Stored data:
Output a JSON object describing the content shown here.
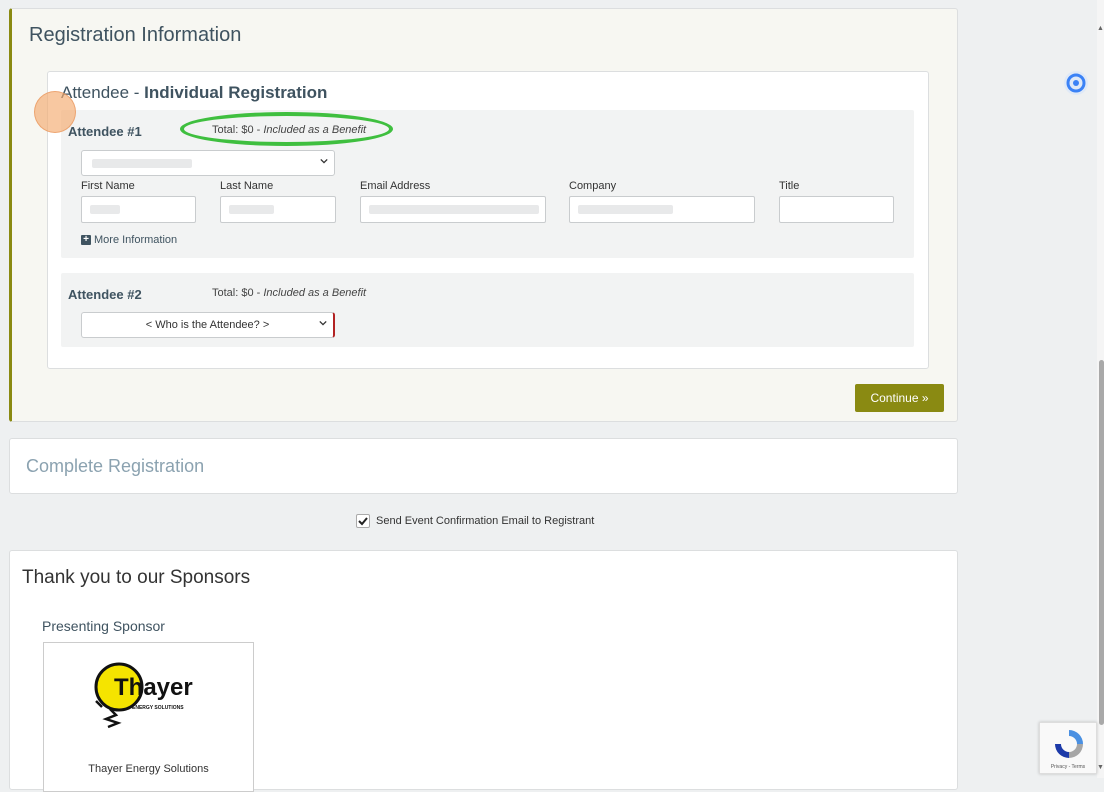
{
  "registration": {
    "title": "Registration Information",
    "card_heading_prefix": "Attendee - ",
    "card_heading_bold": "Individual Registration",
    "attendees": [
      {
        "label": "Attendee #1",
        "total_prefix": "Total: $0 - ",
        "total_note": "Included as a Benefit",
        "fields": [
          {
            "label": "First Name"
          },
          {
            "label": "Last Name"
          },
          {
            "label": "Email Address"
          },
          {
            "label": "Company"
          },
          {
            "label": "Title"
          }
        ],
        "more_info": "More Information"
      },
      {
        "label": "Attendee #2",
        "total_prefix": "Total: $0 - ",
        "total_note": "Included as a Benefit",
        "select_value": "< Who is the Attendee? >"
      }
    ],
    "continue_label": "Continue »"
  },
  "complete": {
    "title": "Complete Registration"
  },
  "confirmation": {
    "label": "Send Event Confirmation Email to Registrant",
    "checked": true
  },
  "sponsors": {
    "title": "Thank you to our Sponsors",
    "presenting_label": "Presenting Sponsor",
    "sponsor_name": "Thayer Energy Solutions",
    "logo_text": "Thayer",
    "logo_subtext": "ENERGY SOLUTIONS"
  },
  "recaptcha": {
    "text": "Privacy - Terms"
  },
  "colors": {
    "accent": "#8a8a12",
    "heading": "#3f5360",
    "annotation": "#3fbf3f"
  }
}
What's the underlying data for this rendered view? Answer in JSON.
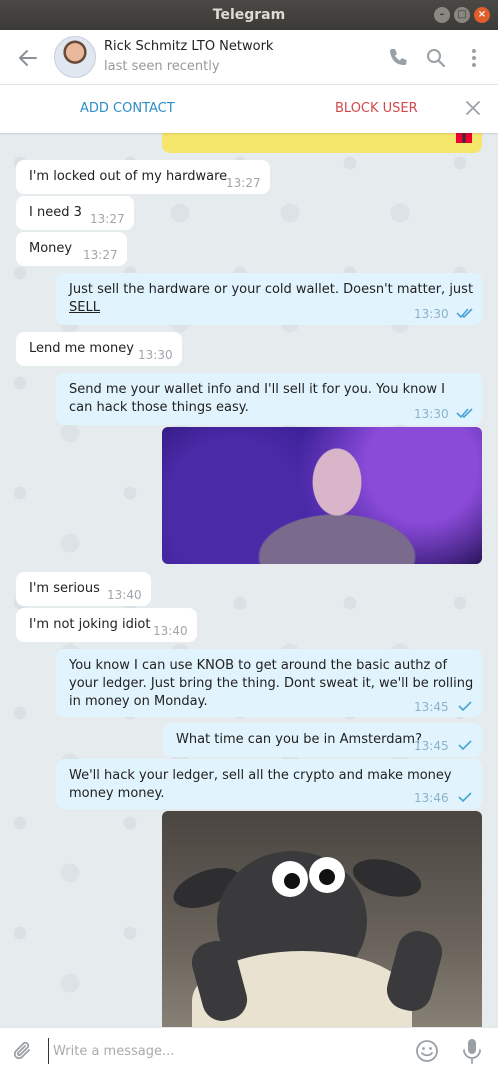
{
  "window": {
    "title": "Telegram"
  },
  "header": {
    "contact_name": "Rick Schmitz LTO Network",
    "status": "last seen recently"
  },
  "actionbar": {
    "add_contact": "ADD CONTACT",
    "block_user": "BLOCK USER"
  },
  "messages": [
    {
      "dir": "in",
      "text": "I'm locked out of my hardware",
      "time": "13:27"
    },
    {
      "dir": "in",
      "text": "I need 3",
      "time": "13:27"
    },
    {
      "dir": "in",
      "text": "Money",
      "time": "13:27"
    },
    {
      "dir": "out",
      "text_a": "Just sell the hardware or your cold wallet. Doesn't matter, just",
      "text_b": "SELL",
      "time": "13:30",
      "read": true
    },
    {
      "dir": "in",
      "text": "Lend me money",
      "time": "13:30"
    },
    {
      "dir": "out",
      "text": "Send me your wallet info and I'll sell it for you. You know I can hack those things easy.",
      "time": "13:30",
      "read": true
    },
    {
      "dir": "in",
      "text": "I'm serious",
      "time": "13:40"
    },
    {
      "dir": "in",
      "text": "I'm not joking idiot",
      "time": "13:40"
    },
    {
      "dir": "out",
      "text": "You know I can use KNOB to get around the basic authz of your ledger. Just bring the thing. Dont sweat it, we'll be rolling in money on Monday.",
      "time": "13:45",
      "read": false
    },
    {
      "dir": "out",
      "text": "What time can you be in Amsterdam?",
      "time": "13:45",
      "read": false
    },
    {
      "dir": "out",
      "text": "We'll hack your ledger, sell all the crypto and make money money money.",
      "time": "13:46",
      "read": false
    }
  ],
  "composer": {
    "placeholder": "Write a message..."
  },
  "colors": {
    "accent": "#2c8ec7",
    "danger": "#d24949",
    "out_bubble": "#e1f3fc",
    "in_bubble": "#ffffff"
  }
}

▶ Short task
The data should be printed again unchanged; leave its pictures out.

▶ Answer to the problem
Output a JSON object describing the content shown here.
{
  "registration": {
    "title": "Registration Information",
    "card_heading_prefix": "Attendee - ",
    "card_heading_bold": "Individual Registration",
    "attendees": [
      {
        "label": "Attendee #1",
        "total_prefix": "Total: $0 - ",
        "total_note": "Included as a Benefit",
        "fields": [
          {
            "label": "First Name"
          },
          {
            "label": "Last Name"
          },
          {
            "label": "Email Address"
          },
          {
            "label": "Company"
          },
          {
            "label": "Title"
          }
        ],
        "more_info": "More Information"
      },
      {
        "label": "Attendee #2",
        "total_prefix": "Total: $0 - ",
        "total_note": "Included as a Benefit",
        "select_value": "< Who is the Attendee? >"
      }
    ],
    "continue_label": "Continue »"
  },
  "complete": {
    "title": "Complete Registration"
  },
  "confirmation": {
    "label": "Send Event Confirmation Email to Registrant",
    "checked": true
  },
  "sponsors": {
    "title": "Thank you to our Sponsors",
    "presenting_label": "Presenting Sponsor",
    "sponsor_name": "Thayer Energy Solutions",
    "logo_text": "Thayer",
    "logo_subtext": "ENERGY SOLUTIONS"
  },
  "recaptcha": {
    "text": "Privacy - Terms"
  },
  "colors": {
    "accent": "#8a8a12",
    "heading": "#3f5360",
    "annotation": "#3fbf3f"
  }
}
What's the underlying data for this rendered view? Answer in JSON.
{
  "window": {
    "title": "Telegram"
  },
  "header": {
    "contact_name": "Rick Schmitz LTO Network",
    "status": "last seen recently"
  },
  "actionbar": {
    "add_contact": "ADD CONTACT",
    "block_user": "BLOCK USER"
  },
  "messages": [
    {
      "dir": "in",
      "text": "I'm locked out of my hardware",
      "time": "13:27"
    },
    {
      "dir": "in",
      "text": "I need 3",
      "time": "13:27"
    },
    {
      "dir": "in",
      "text": "Money",
      "time": "13:27"
    },
    {
      "dir": "out",
      "text_a": "Just sell the hardware or your cold wallet. Doesn't matter, just",
      "text_b": "SELL",
      "time": "13:30",
      "read": true
    },
    {
      "dir": "in",
      "text": "Lend me money",
      "time": "13:30"
    },
    {
      "dir": "out",
      "text": "Send me your wallet info and I'll sell it for you. You know I can hack those things easy.",
      "time": "13:30",
      "read": true
    },
    {
      "dir": "in",
      "text": "I'm serious",
      "time": "13:40"
    },
    {
      "dir": "in",
      "text": "I'm not joking idiot",
      "time": "13:40"
    },
    {
      "dir": "out",
      "text": "You know I can use KNOB to get around the basic authz of your ledger. Just bring the thing. Dont sweat it, we'll be rolling in money on Monday.",
      "time": "13:45",
      "read": false
    },
    {
      "dir": "out",
      "text": "What time can you be in Amsterdam?",
      "time": "13:45",
      "read": false
    },
    {
      "dir": "out",
      "text": "We'll hack your ledger, sell all the crypto and make money money money.",
      "time": "13:46",
      "read": false
    }
  ],
  "composer": {
    "placeholder": "Write a message..."
  },
  "colors": {
    "accent": "#2c8ec7",
    "danger": "#d24949",
    "out_bubble": "#e1f3fc",
    "in_bubble": "#ffffff"
  }
}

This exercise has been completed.